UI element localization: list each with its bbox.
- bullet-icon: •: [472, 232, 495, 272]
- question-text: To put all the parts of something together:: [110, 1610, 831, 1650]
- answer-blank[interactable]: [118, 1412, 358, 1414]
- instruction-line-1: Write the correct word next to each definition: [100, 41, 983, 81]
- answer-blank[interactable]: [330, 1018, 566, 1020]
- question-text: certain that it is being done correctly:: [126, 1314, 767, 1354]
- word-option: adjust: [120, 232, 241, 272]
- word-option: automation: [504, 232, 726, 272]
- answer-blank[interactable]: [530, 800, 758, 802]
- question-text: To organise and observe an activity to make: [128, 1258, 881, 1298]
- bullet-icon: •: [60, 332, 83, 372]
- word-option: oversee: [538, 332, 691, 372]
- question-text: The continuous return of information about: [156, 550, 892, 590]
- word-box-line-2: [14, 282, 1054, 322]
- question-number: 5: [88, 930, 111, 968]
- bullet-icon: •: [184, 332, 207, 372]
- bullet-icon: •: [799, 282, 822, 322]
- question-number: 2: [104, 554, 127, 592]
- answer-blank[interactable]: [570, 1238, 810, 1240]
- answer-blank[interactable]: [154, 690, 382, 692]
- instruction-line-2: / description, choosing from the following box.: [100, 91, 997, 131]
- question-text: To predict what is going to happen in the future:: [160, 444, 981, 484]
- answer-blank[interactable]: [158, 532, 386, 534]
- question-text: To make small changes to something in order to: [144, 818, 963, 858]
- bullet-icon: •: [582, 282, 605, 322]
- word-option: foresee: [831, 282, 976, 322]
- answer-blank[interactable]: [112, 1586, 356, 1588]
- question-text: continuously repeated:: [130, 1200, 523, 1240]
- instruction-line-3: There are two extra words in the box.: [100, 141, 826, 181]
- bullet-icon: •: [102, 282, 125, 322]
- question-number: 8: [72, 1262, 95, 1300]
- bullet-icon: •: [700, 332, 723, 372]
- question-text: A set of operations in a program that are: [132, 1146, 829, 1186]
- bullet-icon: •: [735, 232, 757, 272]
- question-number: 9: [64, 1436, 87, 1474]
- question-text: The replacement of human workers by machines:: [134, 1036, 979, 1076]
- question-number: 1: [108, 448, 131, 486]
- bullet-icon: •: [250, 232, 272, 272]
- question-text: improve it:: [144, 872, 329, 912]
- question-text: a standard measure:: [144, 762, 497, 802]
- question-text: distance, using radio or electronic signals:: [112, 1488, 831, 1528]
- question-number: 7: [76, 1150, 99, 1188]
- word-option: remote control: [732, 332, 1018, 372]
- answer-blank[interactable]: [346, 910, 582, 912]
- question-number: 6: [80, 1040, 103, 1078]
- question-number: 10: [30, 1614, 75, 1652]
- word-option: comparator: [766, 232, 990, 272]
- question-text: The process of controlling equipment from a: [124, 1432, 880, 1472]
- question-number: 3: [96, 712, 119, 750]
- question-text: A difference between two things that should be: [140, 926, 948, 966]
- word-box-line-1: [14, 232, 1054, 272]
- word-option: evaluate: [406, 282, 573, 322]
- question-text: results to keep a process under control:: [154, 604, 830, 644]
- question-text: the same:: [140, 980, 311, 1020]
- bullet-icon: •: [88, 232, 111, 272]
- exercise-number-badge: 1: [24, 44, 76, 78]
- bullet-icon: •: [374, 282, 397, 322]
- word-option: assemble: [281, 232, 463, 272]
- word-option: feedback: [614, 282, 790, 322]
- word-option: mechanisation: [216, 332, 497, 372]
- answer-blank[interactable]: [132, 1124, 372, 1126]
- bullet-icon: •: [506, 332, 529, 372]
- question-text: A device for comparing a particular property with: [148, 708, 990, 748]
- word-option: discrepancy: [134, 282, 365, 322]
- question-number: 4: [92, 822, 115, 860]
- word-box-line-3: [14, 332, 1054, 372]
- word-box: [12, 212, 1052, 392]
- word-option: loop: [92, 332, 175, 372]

STATED GOAL: Copy every line of the records above word for word, keeping each one as it appears.

RESPONSE BELOW:
UI element localization: list each with its bbox.
- bullet-icon: •: [472, 232, 495, 272]
- question-text: To put all the parts of something together:: [110, 1610, 831, 1650]
- answer-blank[interactable]: [118, 1412, 358, 1414]
- instruction-line-1: Write the correct word next to each definition: [100, 41, 983, 81]
- answer-blank[interactable]: [330, 1018, 566, 1020]
- question-text: certain that it is being done correctly:: [126, 1314, 767, 1354]
- word-option: adjust: [120, 232, 241, 272]
- word-option: automation: [504, 232, 726, 272]
- answer-blank[interactable]: [530, 800, 758, 802]
- question-text: To organise and observe an activity to make: [128, 1258, 881, 1298]
- bullet-icon: •: [60, 332, 83, 372]
- word-option: oversee: [538, 332, 691, 372]
- question-text: The continuous return of information about: [156, 550, 892, 590]
- word-box-line-2: [14, 282, 1054, 322]
- question-number: 5: [88, 930, 111, 968]
- bullet-icon: •: [184, 332, 207, 372]
- bullet-icon: •: [799, 282, 822, 322]
- question-number: 2: [104, 554, 127, 592]
- answer-blank[interactable]: [570, 1238, 810, 1240]
- answer-blank[interactable]: [154, 690, 382, 692]
- instruction-line-2: / description, choosing from the following box.: [100, 91, 997, 131]
- question-text: To predict what is going to happen in the future:: [160, 444, 981, 484]
- answer-blank[interactable]: [158, 532, 386, 534]
- question-text: To make small changes to something in order to: [144, 818, 963, 858]
- bullet-icon: •: [582, 282, 605, 322]
- word-option: foresee: [831, 282, 976, 322]
- answer-blank[interactable]: [112, 1586, 356, 1588]
- question-text: continuously repeated:: [130, 1200, 523, 1240]
- instruction-line-3: There are two extra words in the box.: [100, 141, 826, 181]
- bullet-icon: •: [102, 282, 125, 322]
- question-number: 8: [72, 1262, 95, 1300]
- bullet-icon: •: [700, 332, 723, 372]
- question-text: A set of operations in a program that are: [132, 1146, 829, 1186]
- bullet-icon: •: [735, 232, 757, 272]
- question-number: 9: [64, 1436, 87, 1474]
- question-text: The replacement of human workers by machines:: [134, 1036, 979, 1076]
- question-number: 1: [108, 448, 131, 486]
- bullet-icon: •: [250, 232, 272, 272]
- question-text: improve it:: [144, 872, 329, 912]
- question-text: a standard measure:: [144, 762, 497, 802]
- question-text: distance, using radio or electronic signals:: [112, 1488, 831, 1528]
- question-number: 7: [76, 1150, 99, 1188]
- word-option: remote control: [732, 332, 1018, 372]
- answer-blank[interactable]: [346, 910, 582, 912]
- question-number: 6: [80, 1040, 103, 1078]
- question-number: 10: [30, 1614, 75, 1652]
- word-option: comparator: [766, 232, 990, 272]
- question-text: The process of controlling equipment from a: [124, 1432, 880, 1472]
- question-number: 3: [96, 712, 119, 750]
- question-text: A difference between two things that should be: [140, 926, 948, 966]
- word-box-line-1: [14, 232, 1054, 272]
- word-option: evaluate: [406, 282, 573, 322]
- question-text: results to keep a process under control:: [154, 604, 830, 644]
- question-text: the same:: [140, 980, 311, 1020]
- bullet-icon: •: [88, 232, 111, 272]
- exercise-number-badge: 1: [24, 44, 76, 78]
- bullet-icon: •: [374, 282, 397, 322]
- word-option: assemble: [281, 232, 463, 272]
- word-option: feedback: [614, 282, 790, 322]
- word-option: mechanisation: [216, 332, 497, 372]
- answer-blank[interactable]: [132, 1124, 372, 1126]
- bullet-icon: •: [506, 332, 529, 372]
- question-text: A device for comparing a particular property with: [148, 708, 990, 748]
- word-option: discrepancy: [134, 282, 365, 322]
- question-number: 4: [92, 822, 115, 860]
- word-box-line-3: [14, 332, 1054, 372]
- word-box: [12, 212, 1052, 392]
- word-option: loop: [92, 332, 175, 372]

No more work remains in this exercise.